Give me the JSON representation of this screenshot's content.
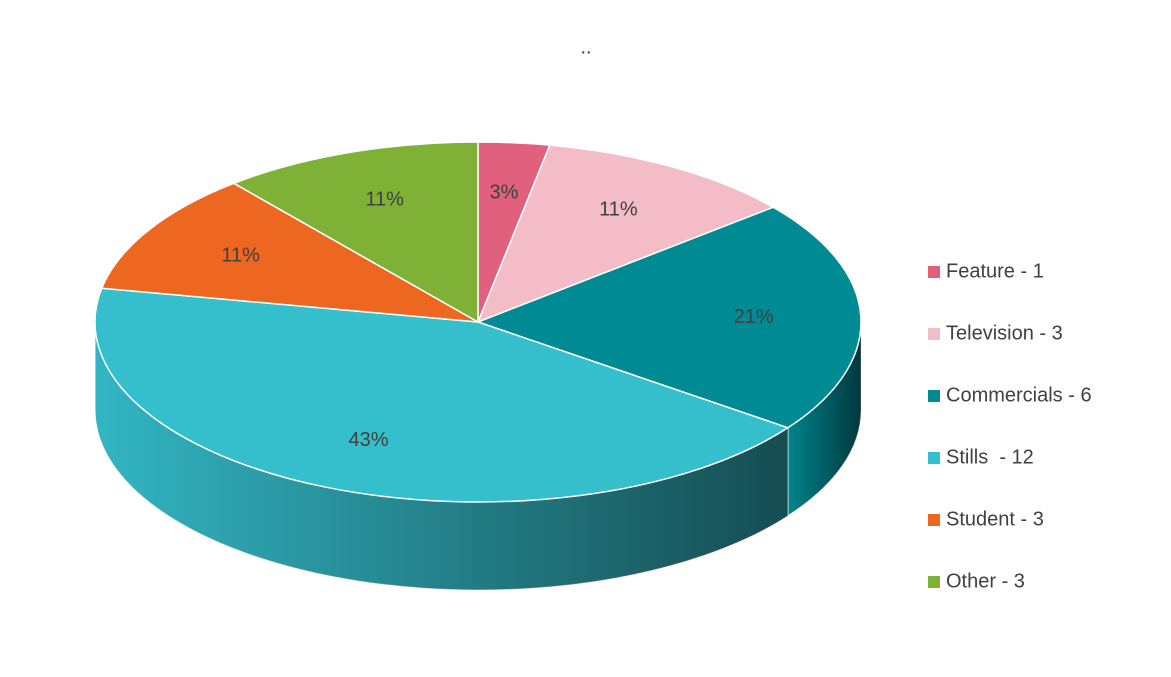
{
  "chart_data": {
    "type": "pie",
    "title": "..",
    "categories": [
      "Feature - 1",
      "Television - 3",
      "Commercials - 6",
      "Stills  - 12",
      "Student - 3",
      "Other - 3"
    ],
    "values": [
      3,
      11,
      21,
      43,
      11,
      11
    ],
    "value_labels": [
      "3%",
      "11%",
      "21%",
      "43%",
      "11%",
      "11%"
    ],
    "colors": [
      "#e0607e",
      "#f4bcc6",
      "#008b94",
      "#35bfcd",
      "#ee6720",
      "#7eb135"
    ],
    "legend": "right"
  }
}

> _Task objective_
Leave the pictures out and print the records above exactly as they stand.

> _In response_
Give me the JSON representation of this screenshot's content.
{
  "chart_data": {
    "type": "pie",
    "title": "..",
    "categories": [
      "Feature - 1",
      "Television - 3",
      "Commercials - 6",
      "Stills  - 12",
      "Student - 3",
      "Other - 3"
    ],
    "values": [
      3,
      11,
      21,
      43,
      11,
      11
    ],
    "value_labels": [
      "3%",
      "11%",
      "21%",
      "43%",
      "11%",
      "11%"
    ],
    "colors": [
      "#e0607e",
      "#f4bcc6",
      "#008b94",
      "#35bfcd",
      "#ee6720",
      "#7eb135"
    ],
    "legend": "right"
  }
}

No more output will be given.